*REQUEST*.
Pick out the lines below that contain the string "title" and copy them all.

** begin ENTRIES SHOWN **

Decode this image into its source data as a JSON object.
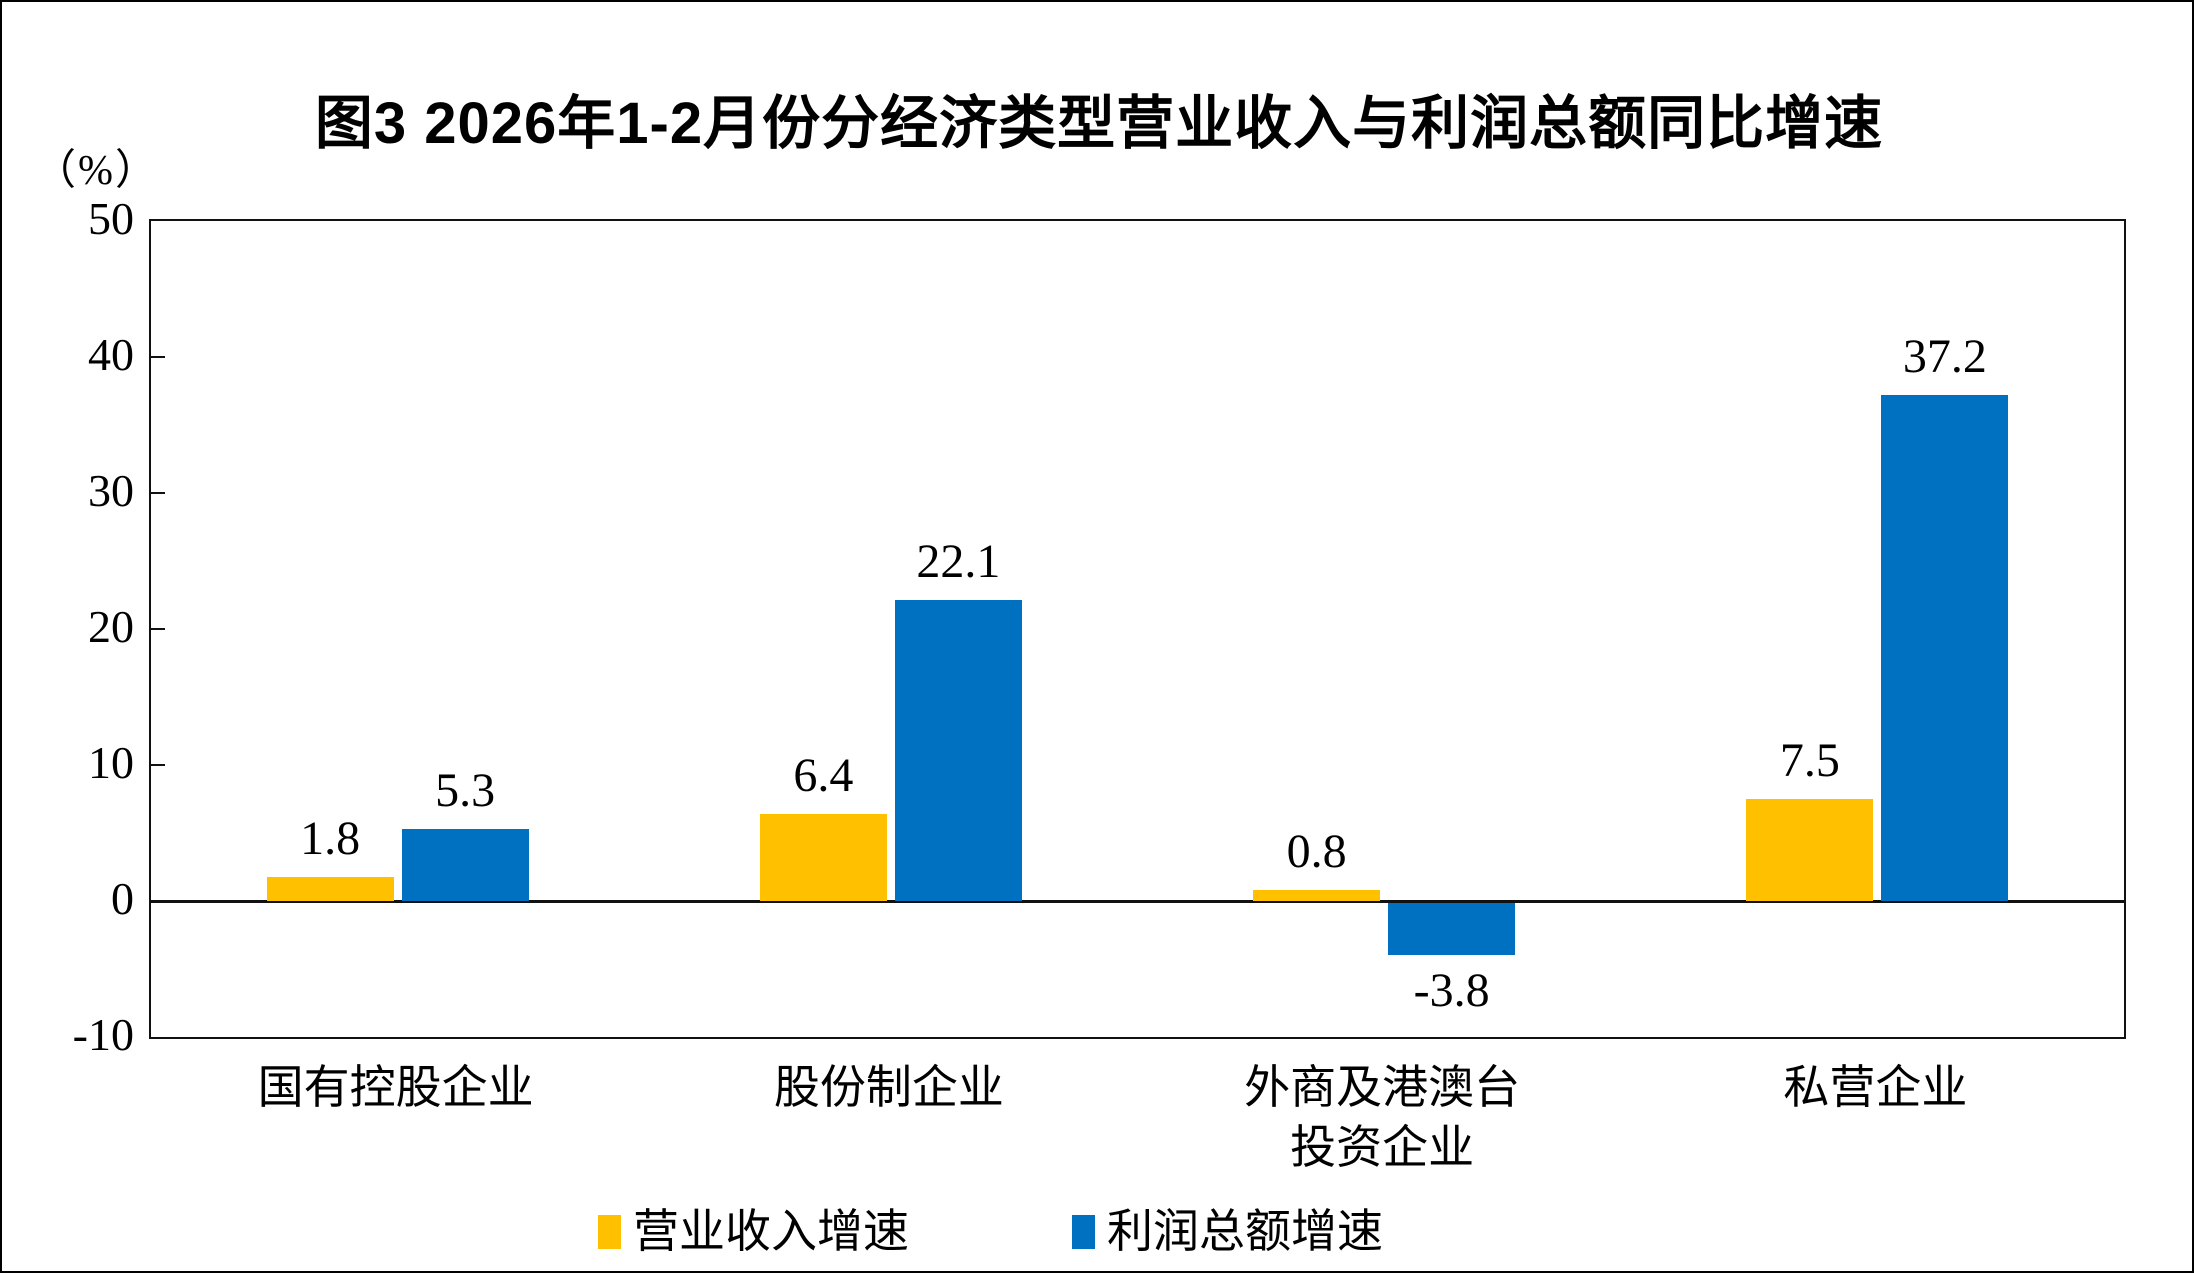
{
  "figure": {
    "border_color": "#000000",
    "axis_color": "#111111",
    "background": "#ffffff"
  },
  "chart_data": {
    "type": "bar",
    "title": "图3  2026年1-2月份分经济类型营业收入与利润总额同比增速",
    "unit_label": "（%）",
    "categories": [
      "国有控股企业",
      "股份制企业",
      "外商及港澳台投资企业",
      "私营企业"
    ],
    "category_lines": [
      [
        "国有控股企业"
      ],
      [
        "股份制企业"
      ],
      [
        "外商及港澳台",
        "投资企业"
      ],
      [
        "私营企业"
      ]
    ],
    "series": [
      {
        "name": "营业收入增速",
        "color": "#FFC000",
        "values": [
          1.8,
          6.4,
          0.8,
          7.5
        ]
      },
      {
        "name": "利润总额增速",
        "color": "#0071C0",
        "values": [
          5.3,
          22.1,
          -3.8,
          37.2
        ]
      }
    ],
    "ylim": [
      -10,
      50
    ],
    "ytick_step": 10,
    "yticks": [
      50,
      40,
      30,
      20,
      10,
      0,
      -10
    ],
    "legend": [
      "营业收入增速",
      "利润总额增速"
    ],
    "legend_position": "bottom",
    "grid": false,
    "zero_line": true,
    "value_labels": true
  }
}
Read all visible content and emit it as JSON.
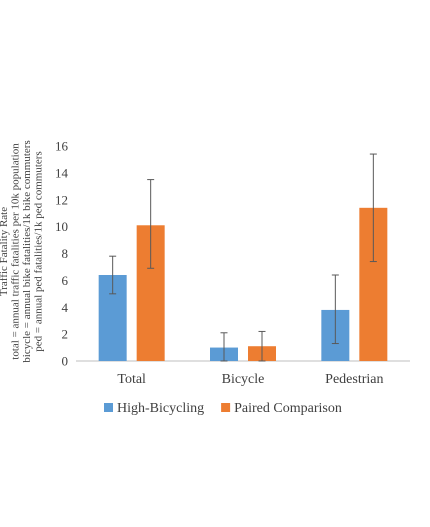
{
  "chart_data": {
    "type": "bar",
    "categories": [
      "Total",
      "Bicycle",
      "Pedestrian"
    ],
    "series": [
      {
        "name": "High-Bicycling",
        "color": "#5B9BD5",
        "values": [
          6.4,
          1.0,
          3.8
        ],
        "error_low": [
          5.0,
          0.0,
          1.3
        ],
        "error_high": [
          7.8,
          2.1,
          6.4
        ]
      },
      {
        "name": "Paired Comparison",
        "color": "#ED7D31",
        "values": [
          10.1,
          1.1,
          11.4
        ],
        "error_low": [
          6.9,
          0.0,
          7.4
        ],
        "error_high": [
          13.5,
          2.2,
          15.4
        ]
      }
    ],
    "ylabel_lines": [
      "Traffic Fatality Rate",
      "total = annual traffic fatalities per 10k population",
      "bicycle = annual bike fatalities/1k bike commuters",
      "ped = annual ped fatalities/1k ped commuters"
    ],
    "ylim": [
      0,
      16
    ],
    "yticks": [
      0,
      2,
      4,
      6,
      8,
      10,
      12,
      14,
      16
    ],
    "grid": false,
    "legend_position": "bottom"
  }
}
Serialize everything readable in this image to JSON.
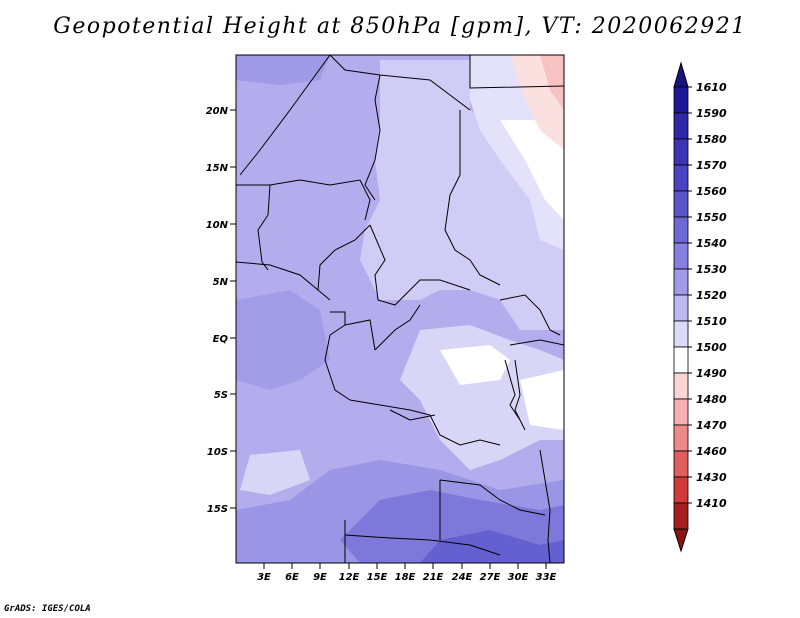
{
  "title": "Geopotential Height at 850hPa [gpm], VT: 2020062921",
  "credit": "GrADS: IGES/COLA",
  "map": {
    "lat_labels": [
      "20N",
      "15N",
      "10N",
      "5N",
      "EQ",
      "5S",
      "10S",
      "15S"
    ],
    "lon_labels": [
      "3E",
      "6E",
      "9E",
      "12E",
      "15E",
      "18E",
      "21E",
      "24E",
      "27E",
      "30E",
      "33E"
    ]
  },
  "colorbar": {
    "levels": [
      "1610",
      "1590",
      "1580",
      "1570",
      "1560",
      "1550",
      "1540",
      "1530",
      "1520",
      "1510",
      "1500",
      "1490",
      "1480",
      "1470",
      "1460",
      "1430",
      "1410"
    ],
    "colors": [
      "#1f1796",
      "#2e28a8",
      "#3b35b5",
      "#4a44c2",
      "#5b55cc",
      "#6e68d6",
      "#8680e0",
      "#a09be8",
      "#bcb8f0",
      "#dcdaf8",
      "#ffffff",
      "#fbd5d5",
      "#f5b1b1",
      "#ec8a8a",
      "#df5e5e",
      "#d03a3a",
      "#a81d1d"
    ],
    "top_cap_color": "#1a1480",
    "bottom_cap_color": "#8a1515"
  }
}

** end ENTRIES SHOWN **

*SOLUTION BELOW*.
    "title": "图3  2026年1-2月份分经济类型营业收入与利润总额同比增速",
  "title": "Geopotential Height at 850hPa [gpm], VT: 2020062921",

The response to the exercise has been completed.